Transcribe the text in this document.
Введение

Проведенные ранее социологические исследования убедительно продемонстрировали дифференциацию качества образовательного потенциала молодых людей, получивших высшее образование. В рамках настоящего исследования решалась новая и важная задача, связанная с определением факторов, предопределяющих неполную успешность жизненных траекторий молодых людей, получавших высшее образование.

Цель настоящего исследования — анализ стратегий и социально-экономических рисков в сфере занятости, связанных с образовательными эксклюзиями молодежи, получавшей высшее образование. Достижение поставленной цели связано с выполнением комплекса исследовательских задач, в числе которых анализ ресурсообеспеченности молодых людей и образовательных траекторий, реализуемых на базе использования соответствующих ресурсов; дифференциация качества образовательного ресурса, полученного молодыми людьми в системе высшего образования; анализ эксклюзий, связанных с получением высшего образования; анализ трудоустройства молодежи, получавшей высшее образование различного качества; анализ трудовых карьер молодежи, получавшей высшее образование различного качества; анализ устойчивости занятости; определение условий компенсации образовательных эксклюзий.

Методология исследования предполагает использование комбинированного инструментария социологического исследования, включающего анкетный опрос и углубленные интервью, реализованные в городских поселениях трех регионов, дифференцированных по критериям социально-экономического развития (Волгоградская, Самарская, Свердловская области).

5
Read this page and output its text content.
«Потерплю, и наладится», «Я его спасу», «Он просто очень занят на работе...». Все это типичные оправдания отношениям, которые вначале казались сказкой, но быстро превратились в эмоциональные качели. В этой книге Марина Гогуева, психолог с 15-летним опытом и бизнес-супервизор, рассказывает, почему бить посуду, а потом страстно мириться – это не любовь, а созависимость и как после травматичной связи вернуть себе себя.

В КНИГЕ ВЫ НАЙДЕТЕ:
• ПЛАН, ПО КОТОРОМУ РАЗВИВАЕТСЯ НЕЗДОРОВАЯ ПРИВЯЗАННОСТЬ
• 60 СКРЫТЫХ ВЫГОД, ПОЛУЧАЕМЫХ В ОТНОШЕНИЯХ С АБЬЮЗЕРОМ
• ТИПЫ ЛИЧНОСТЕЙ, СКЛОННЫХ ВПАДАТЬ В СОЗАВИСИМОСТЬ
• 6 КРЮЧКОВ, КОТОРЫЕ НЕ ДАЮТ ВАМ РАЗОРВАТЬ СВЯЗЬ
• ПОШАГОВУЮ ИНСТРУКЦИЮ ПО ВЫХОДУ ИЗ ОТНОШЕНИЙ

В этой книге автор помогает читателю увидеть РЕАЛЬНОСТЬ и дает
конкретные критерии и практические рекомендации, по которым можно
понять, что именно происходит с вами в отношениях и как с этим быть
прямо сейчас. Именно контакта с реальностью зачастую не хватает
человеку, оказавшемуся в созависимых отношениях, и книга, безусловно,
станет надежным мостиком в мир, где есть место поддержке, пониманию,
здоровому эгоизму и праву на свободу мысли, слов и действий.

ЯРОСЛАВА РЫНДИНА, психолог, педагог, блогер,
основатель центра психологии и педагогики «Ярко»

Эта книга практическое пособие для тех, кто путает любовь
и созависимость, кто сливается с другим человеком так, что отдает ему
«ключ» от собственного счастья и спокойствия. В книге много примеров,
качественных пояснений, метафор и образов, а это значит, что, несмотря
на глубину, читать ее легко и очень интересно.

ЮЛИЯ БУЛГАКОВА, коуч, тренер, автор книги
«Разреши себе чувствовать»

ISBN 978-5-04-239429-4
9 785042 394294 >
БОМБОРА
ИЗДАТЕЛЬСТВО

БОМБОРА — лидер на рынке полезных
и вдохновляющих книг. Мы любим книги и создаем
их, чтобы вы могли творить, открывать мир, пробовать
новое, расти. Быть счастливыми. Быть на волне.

-*-*-

* _Direction_
Using the data above, output each line exactly.

* _The response_
Transcribe the text in this document.
Введение

Проведенные ранее социологические исследования убедительно продемонстрировали дифференциацию качества образовательного потенциала молодых людей, получивших высшее образование. В рамках настоящего исследования решалась новая и важная задача, связанная с определением факторов, предопределяющих неполную успешность жизненных траекторий молодых людей, получавших высшее образование.

Цель настоящего исследования — анализ стратегий и социально-экономических рисков в сфере занятости, связанных с образовательными эксклюзиями молодежи, получавшей высшее образование. Достижение поставленной цели связано с выполнением комплекса исследовательских задач, в числе которых анализ ресурсообеспеченности молодых людей и образовательных траекторий, реализуемых на базе использования соответствующих ресурсов; дифференциация качества образовательного ресурса, полученного молодыми людьми в системе высшего образования; анализ эксклюзий, связанных с получением высшего образования; анализ трудоустройства молодежи, получавшей высшее образование различного качества; анализ трудовых карьер молодежи, получавшей высшее образование различного качества; анализ устойчивости занятости; определение условий компенсации образовательных эксклюзий.

Методология исследования предполагает использование комбинированного инструментария социологического исследования, включающего анкетный опрос и углубленные интервью, реализованные в городских поселениях трех регионов, дифференцированных по критериям социально-экономического развития (Волгоградская, Самарская, Свердловская области).

5
Read this page and output its text content.
«Потерплю, и наладится», «Я его спасу», «Он просто очень занят на работе...». Все это типичные оправдания отношениям, которые вначале казались сказкой, но быстро превратились в эмоциональные качели. В этой книге Марина Гогуева, психолог с 15-летним опытом и бизнес-супервизор, рассказывает, почему бить посуду, а потом страстно мириться – это не любовь, а созависимость и как после травматичной связи вернуть себе себя.

В КНИГЕ ВЫ НАЙДЕТЕ:
• ПЛАН, ПО КОТОРОМУ РАЗВИВАЕТСЯ НЕЗДОРОВАЯ ПРИВЯЗАННОСТЬ
• 60 СКРЫТЫХ ВЫГОД, ПОЛУЧАЕМЫХ В ОТНОШЕНИЯХ С АБЬЮЗЕРОМ
• ТИПЫ ЛИЧНОСТЕЙ, СКЛОННЫХ ВПАДАТЬ В СОЗАВИСИМОСТЬ
• 6 КРЮЧКОВ, КОТОРЫЕ НЕ ДАЮТ ВАМ РАЗОРВАТЬ СВЯЗЬ
• ПОШАГОВУЮ ИНСТРУКЦИЮ ПО ВЫХОДУ ИЗ ОТНОШЕНИЙ

В этой книге автор помогает читателю увидеть РЕАЛЬНОСТЬ и дает
конкретные критерии и практические рекомендации, по которым можно
понять, что именно происходит с вами в отношениях и как с этим быть
прямо сейчас. Именно контакта с реальностью зачастую не хватает
человеку, оказавшемуся в созависимых отношениях, и книга, безусловно,
станет надежным мостиком в мир, где есть место поддержке, пониманию,
здоровому эгоизму и праву на свободу мысли, слов и действий.

ЯРОСЛАВА РЫНДИНА, психолог, педагог, блогер,
основатель центра психологии и педагогики «Ярко»

Эта книга практическое пособие для тех, кто путает любовь
и созависимость, кто сливается с другим человеком так, что отдает ему
«ключ» от собственного счастья и спокойствия. В книге много примеров,
качественных пояснений, метафор и образов, а это значит, что, несмотря
на глубину, читать ее легко и очень интересно.

ЮЛИЯ БУЛГАКОВА, коуч, тренер, автор книги
«Разреши себе чувствовать»

ISBN 978-5-04-239429-4
9 785042 394294 >
БОМБОРА
ИЗДАТЕЛЬСТВО

БОМБОРА — лидер на рынке полезных
и вдохновляющих книг. Мы любим книги и создаем
их, чтобы вы могли творить, открывать мир, пробовать
новое, расти. Быть счастливыми. Быть на волне.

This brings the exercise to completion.